Exercise prompt >> Wherever a line holds the word "link", copy that line out.
** START **
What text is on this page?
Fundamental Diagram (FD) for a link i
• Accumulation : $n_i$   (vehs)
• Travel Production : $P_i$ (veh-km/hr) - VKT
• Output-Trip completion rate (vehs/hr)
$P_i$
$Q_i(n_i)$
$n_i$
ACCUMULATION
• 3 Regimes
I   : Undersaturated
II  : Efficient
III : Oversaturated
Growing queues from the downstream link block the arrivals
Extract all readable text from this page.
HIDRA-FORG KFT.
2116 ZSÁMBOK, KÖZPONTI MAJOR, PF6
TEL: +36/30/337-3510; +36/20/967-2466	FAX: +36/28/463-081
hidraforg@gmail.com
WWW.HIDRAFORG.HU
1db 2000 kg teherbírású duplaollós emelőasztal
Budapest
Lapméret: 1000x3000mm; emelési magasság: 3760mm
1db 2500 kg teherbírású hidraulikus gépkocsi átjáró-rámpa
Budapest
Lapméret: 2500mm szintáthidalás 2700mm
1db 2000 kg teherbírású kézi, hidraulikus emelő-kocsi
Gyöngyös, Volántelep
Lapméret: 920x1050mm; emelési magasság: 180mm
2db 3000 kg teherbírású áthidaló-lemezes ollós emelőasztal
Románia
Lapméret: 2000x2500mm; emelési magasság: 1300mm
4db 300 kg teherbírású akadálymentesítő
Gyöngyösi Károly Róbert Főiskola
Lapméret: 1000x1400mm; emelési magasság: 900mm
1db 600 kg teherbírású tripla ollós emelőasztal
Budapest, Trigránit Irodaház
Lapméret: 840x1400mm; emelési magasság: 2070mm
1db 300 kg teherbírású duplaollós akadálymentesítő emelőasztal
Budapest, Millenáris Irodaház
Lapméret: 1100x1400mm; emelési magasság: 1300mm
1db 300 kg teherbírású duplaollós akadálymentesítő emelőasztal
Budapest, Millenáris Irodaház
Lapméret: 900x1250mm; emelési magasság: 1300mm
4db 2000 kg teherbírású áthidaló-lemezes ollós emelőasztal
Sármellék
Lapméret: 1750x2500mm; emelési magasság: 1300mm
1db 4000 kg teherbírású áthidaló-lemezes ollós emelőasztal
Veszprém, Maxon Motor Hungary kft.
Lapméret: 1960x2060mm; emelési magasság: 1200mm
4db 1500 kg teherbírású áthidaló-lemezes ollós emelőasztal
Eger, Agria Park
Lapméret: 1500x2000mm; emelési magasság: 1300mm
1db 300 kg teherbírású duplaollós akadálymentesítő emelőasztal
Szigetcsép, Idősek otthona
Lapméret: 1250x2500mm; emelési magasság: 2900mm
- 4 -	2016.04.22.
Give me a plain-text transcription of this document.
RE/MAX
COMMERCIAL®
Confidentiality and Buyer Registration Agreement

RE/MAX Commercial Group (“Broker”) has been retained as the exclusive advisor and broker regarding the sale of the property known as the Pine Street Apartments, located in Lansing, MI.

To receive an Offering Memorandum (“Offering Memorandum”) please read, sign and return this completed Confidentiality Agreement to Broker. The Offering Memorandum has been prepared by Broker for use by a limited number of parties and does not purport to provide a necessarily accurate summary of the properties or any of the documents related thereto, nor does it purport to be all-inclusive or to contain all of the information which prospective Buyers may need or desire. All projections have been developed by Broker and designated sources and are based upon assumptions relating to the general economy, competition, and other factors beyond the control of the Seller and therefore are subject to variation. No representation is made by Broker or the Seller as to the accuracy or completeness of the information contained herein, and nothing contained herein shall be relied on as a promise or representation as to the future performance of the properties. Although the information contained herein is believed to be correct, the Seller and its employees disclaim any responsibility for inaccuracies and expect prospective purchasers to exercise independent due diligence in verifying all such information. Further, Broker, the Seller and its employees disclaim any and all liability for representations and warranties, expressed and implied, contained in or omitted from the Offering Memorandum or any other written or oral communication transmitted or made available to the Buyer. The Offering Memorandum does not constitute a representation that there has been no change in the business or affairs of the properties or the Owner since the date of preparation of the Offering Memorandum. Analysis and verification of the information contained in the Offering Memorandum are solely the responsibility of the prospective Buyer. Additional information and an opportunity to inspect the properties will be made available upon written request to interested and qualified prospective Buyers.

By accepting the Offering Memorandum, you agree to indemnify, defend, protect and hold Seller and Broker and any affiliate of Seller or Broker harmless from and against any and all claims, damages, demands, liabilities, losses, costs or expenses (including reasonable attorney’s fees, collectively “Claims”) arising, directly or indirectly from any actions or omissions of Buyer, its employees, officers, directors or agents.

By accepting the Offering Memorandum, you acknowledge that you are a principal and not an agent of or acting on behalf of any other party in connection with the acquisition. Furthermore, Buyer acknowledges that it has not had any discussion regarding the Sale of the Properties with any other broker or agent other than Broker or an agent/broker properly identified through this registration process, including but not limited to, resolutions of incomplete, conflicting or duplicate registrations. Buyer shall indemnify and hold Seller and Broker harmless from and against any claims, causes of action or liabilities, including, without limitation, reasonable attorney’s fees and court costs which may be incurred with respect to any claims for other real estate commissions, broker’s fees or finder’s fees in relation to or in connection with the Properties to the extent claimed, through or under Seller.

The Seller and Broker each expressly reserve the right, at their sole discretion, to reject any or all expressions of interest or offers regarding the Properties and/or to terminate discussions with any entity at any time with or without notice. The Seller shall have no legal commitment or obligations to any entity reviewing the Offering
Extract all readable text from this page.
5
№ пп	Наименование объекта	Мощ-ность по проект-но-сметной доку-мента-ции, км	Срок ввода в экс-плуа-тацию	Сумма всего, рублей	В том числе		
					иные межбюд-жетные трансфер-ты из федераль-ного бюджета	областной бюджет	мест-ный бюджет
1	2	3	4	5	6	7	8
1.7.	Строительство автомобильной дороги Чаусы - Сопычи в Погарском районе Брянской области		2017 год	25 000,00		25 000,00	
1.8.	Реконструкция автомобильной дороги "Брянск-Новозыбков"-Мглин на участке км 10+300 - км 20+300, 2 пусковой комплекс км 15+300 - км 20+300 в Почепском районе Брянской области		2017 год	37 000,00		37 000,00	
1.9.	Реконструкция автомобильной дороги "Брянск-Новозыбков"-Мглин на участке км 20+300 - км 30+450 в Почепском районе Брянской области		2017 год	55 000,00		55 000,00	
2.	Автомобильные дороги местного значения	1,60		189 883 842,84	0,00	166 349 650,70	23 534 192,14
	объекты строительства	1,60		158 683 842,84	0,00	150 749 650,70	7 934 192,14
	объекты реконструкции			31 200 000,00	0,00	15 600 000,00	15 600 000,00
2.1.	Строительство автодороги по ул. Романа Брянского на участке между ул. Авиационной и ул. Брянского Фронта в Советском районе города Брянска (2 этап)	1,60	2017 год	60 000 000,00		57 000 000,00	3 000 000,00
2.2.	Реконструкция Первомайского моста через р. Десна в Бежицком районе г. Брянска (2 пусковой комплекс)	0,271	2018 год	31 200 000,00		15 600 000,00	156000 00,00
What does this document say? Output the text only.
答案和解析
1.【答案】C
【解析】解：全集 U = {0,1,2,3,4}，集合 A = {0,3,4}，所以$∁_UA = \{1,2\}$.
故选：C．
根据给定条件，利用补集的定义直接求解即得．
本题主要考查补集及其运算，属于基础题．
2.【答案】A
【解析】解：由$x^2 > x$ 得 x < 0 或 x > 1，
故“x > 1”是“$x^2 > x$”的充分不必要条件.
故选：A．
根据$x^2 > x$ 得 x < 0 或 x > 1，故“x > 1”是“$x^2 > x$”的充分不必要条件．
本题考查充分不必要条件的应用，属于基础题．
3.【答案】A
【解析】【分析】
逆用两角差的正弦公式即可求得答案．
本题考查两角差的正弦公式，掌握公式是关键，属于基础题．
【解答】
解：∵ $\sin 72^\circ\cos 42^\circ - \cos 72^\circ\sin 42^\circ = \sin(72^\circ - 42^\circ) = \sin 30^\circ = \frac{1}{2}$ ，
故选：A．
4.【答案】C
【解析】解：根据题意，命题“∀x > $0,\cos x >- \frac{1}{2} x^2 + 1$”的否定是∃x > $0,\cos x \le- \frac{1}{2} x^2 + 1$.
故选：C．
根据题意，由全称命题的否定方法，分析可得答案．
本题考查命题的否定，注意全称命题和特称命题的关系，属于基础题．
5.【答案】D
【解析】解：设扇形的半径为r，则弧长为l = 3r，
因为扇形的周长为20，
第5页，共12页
** END **
Answer to the task >>
Fundamental Diagram (FD) for a link i
Growing queues from the downstream link block the arrivals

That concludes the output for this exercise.